## [TASK DESCRIPTION]
Do these statements agree with the passage on section 179(1) below? Answer yes or no for each and quote the words from the passage that decide it: (a) the notices referred to were all issued to the company; (b) section 179(1) creates an irrebuttable presumption against a director; (c) the order told the directors to pay within thirty days of receiving it.

## [SOURCE PASSAGE]
* By no stretch of imagination can the Income Tax authorities proceed to pass order in terms of section 179(1) by merely holding that despite repeated efforts, the tax dues of the company remained unpaid. This is only one element of the requirement of sub section (1) of section 179. The other requirement can be fulfilled only after hearing the director concerned. Any other view would amount to eliminating the requirement of hearing and following the principles of natural justice before an adverse civil order that may be passed. It cannot be denied that the recovery of the tax dues of the company from the director is adverse civil consequence. If the department therefore wishes to pass any such order, the bare minimum requirement would be to issue a show cause notice and grant reasonable opportunity to the concerned director of being heard. In the present case, we do not find a single notice on record issued to any of the directors why order u/s 179(1) should not be passed for whatever reasons that may be available at the command of the income tax authority. The notices, which we have referred to, are all issued to the company. These notices are in the form of recoveries or reminders of unpaid tax or penalty. None of these notices contain even a reference to any recoveries being made personally from the directors for the failure of the company to discharge its tax dues. This apart even the order u/s 179(1) is completely silent on the requirements of the statute being satisfied;
* A perusal of the order would demonstrate total disregard of the authority towards the requirement of section 179(1). He merely proceeds on the basis that tax and penalty have not been paid so far and therefore, “whole directors of the company shall be jointly and severally liable to pay the outstanding demands.” He accordingly, orders such directors to pay the said sum within ten days of the receipt of the order. This order betrays certain misconception about the requirement of section 179(1). If one reads the order, it seems to be suggesting that the sole requirement of applicability of section 179(1) is that the tax dues of a private company have remained unpaid. To the later requirement of the same not attributable to any gross negligent, misfeasance or breach of duty on part of director in relation to the affairs of the company is totally lost sight of. The language used in sub section (1) of section 179 may be in the negative covenant casting primary duty on the director to establish such facts, nevertheless, it is one of the essential requirements. The statute, at best, may be seen as giving rise to rebutable presumption which is required to be rebutted by the concerned director. It does not, in any manner, provide for a deeming fiction, a natural and inevitable consequence or an irrebutable presumption. A director of a company would discharge his responsibility of establishing necessary facts only when he is put to notice that the authority proposes to pass order u/s 179(1). In the result, impugned orders u/s 179(1) are set aside. Consequential orders of attachment issued by the department would not survive.

## [ENTRIES PROVIDED]
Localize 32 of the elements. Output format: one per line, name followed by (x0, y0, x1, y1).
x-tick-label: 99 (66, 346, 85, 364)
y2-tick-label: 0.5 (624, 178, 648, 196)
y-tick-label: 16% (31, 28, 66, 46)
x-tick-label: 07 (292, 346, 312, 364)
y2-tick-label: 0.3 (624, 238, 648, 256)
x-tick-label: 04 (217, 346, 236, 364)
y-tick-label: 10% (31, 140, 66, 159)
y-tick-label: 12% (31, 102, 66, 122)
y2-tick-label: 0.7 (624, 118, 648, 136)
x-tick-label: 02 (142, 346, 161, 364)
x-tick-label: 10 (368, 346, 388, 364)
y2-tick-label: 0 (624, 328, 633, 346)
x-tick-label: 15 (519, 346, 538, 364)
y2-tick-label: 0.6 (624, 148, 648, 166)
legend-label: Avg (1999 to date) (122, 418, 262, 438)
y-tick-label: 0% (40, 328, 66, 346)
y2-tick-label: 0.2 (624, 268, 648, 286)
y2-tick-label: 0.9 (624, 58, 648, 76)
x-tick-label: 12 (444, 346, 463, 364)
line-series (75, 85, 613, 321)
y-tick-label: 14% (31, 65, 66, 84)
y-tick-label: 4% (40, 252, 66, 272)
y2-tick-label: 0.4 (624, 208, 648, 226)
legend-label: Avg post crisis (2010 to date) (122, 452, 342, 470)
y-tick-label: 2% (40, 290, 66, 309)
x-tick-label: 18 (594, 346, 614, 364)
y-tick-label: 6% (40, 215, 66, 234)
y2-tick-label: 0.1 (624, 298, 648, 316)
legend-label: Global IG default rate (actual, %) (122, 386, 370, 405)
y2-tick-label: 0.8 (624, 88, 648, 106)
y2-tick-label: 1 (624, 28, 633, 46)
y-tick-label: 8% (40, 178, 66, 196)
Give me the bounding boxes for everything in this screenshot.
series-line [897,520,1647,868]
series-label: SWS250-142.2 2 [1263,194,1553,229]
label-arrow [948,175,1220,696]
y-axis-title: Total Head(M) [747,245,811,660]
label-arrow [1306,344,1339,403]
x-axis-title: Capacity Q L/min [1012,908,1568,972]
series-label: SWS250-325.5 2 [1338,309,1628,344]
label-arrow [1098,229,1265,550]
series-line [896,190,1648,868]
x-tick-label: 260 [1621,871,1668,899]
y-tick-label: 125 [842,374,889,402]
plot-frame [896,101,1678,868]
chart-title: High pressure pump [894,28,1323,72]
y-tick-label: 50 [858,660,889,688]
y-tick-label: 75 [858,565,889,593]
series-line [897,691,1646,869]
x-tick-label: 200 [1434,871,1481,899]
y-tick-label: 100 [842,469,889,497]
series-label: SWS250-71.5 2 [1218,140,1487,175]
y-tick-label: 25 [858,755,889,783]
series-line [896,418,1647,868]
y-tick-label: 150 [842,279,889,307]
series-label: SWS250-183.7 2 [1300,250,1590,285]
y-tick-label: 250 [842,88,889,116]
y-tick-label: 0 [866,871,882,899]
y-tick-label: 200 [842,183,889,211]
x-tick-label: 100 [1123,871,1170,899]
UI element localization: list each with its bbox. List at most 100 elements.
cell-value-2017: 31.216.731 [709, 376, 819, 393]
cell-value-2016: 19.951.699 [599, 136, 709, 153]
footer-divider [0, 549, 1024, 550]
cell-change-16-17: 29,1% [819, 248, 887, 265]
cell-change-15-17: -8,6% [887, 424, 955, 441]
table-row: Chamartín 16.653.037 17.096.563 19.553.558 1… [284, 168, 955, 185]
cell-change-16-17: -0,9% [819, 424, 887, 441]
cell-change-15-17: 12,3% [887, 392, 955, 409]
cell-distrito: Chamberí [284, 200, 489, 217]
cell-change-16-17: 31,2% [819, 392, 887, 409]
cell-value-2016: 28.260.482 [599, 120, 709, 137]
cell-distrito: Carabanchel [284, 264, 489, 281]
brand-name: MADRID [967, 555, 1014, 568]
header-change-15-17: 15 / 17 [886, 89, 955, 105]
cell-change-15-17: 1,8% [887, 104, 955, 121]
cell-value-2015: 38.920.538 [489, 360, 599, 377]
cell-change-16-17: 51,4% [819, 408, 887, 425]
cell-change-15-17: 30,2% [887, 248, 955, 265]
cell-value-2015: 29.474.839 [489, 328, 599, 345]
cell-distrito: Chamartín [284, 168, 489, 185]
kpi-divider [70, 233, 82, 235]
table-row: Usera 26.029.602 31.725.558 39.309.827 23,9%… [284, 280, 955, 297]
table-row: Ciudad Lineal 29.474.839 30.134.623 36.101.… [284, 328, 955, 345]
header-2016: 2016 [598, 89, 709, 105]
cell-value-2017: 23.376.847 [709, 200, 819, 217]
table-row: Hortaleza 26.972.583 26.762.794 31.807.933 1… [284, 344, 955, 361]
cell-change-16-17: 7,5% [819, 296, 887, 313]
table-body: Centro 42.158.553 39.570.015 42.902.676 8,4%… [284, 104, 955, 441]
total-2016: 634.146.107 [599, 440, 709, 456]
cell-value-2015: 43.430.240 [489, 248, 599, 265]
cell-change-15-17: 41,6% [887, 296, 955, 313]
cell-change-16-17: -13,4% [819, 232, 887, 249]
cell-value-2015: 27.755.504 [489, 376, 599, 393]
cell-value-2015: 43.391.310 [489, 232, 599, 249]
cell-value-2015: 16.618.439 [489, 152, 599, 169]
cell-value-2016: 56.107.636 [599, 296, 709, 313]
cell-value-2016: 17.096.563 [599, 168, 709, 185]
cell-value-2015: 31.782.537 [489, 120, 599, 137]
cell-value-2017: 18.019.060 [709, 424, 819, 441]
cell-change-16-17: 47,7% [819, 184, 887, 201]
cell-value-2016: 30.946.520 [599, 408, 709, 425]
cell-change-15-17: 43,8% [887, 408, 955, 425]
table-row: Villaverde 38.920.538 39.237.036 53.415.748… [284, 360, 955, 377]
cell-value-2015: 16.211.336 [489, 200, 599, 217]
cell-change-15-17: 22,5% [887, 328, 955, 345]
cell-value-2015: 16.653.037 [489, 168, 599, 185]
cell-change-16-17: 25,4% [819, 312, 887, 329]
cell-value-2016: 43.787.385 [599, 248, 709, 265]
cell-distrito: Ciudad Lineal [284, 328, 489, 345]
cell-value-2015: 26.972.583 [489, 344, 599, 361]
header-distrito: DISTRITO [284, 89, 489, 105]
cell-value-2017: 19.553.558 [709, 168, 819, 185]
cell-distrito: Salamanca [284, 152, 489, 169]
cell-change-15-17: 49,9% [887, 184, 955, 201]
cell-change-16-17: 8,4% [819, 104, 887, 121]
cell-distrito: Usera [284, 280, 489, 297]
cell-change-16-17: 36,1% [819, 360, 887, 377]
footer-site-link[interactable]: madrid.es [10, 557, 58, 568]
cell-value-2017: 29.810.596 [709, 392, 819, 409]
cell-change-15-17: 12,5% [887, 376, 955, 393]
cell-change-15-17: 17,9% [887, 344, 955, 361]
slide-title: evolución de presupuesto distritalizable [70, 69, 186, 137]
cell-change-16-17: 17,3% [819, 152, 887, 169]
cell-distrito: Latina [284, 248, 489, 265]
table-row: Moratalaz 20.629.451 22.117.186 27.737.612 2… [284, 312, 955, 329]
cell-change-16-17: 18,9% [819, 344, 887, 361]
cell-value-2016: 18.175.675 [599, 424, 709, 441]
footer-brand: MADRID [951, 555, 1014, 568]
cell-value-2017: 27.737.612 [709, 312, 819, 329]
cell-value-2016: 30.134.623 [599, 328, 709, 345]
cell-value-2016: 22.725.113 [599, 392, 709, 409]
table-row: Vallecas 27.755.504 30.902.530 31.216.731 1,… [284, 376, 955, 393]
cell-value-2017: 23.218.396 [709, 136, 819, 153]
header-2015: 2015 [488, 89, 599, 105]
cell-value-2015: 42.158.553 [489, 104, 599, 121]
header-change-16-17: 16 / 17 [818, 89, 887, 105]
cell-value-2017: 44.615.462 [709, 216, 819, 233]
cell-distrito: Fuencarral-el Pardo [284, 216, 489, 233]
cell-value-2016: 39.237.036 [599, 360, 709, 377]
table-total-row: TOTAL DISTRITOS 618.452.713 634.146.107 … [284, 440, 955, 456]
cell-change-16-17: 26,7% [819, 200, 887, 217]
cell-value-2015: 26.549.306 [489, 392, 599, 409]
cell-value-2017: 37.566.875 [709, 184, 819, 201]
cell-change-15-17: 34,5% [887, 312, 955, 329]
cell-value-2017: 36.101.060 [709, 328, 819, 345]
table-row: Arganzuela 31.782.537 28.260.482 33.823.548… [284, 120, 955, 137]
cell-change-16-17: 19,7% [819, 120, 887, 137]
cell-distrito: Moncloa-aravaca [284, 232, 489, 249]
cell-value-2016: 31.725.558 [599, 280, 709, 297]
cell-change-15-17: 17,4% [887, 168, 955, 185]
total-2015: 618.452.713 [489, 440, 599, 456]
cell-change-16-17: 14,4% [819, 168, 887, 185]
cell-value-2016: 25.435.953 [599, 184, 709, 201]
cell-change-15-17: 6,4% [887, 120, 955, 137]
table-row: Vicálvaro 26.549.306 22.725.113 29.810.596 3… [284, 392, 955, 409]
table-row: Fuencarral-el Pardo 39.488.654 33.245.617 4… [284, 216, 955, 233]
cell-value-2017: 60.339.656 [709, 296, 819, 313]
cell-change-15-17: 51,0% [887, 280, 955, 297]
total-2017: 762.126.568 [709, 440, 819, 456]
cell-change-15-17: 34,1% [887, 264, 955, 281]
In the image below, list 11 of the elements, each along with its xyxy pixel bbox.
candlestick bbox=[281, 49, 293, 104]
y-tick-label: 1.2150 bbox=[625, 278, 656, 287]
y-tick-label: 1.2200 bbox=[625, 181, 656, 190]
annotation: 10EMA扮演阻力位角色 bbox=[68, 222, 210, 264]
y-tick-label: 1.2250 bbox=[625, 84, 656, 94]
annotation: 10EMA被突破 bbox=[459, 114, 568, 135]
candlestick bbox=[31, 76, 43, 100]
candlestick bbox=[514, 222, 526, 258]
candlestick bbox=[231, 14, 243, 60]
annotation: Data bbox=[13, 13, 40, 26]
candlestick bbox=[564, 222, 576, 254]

## [THE ANSWER]
(a) Yes: "The notices, which we have referred to, are all issued to the company."
(b) No: "It does not, in any manner, provide for a deeming fiction, a natural and inevitable consequence or an irrebutable presumption."
(c) No: "He accordingly, orders such directors to pay the said sum within ten days of the receipt of the order."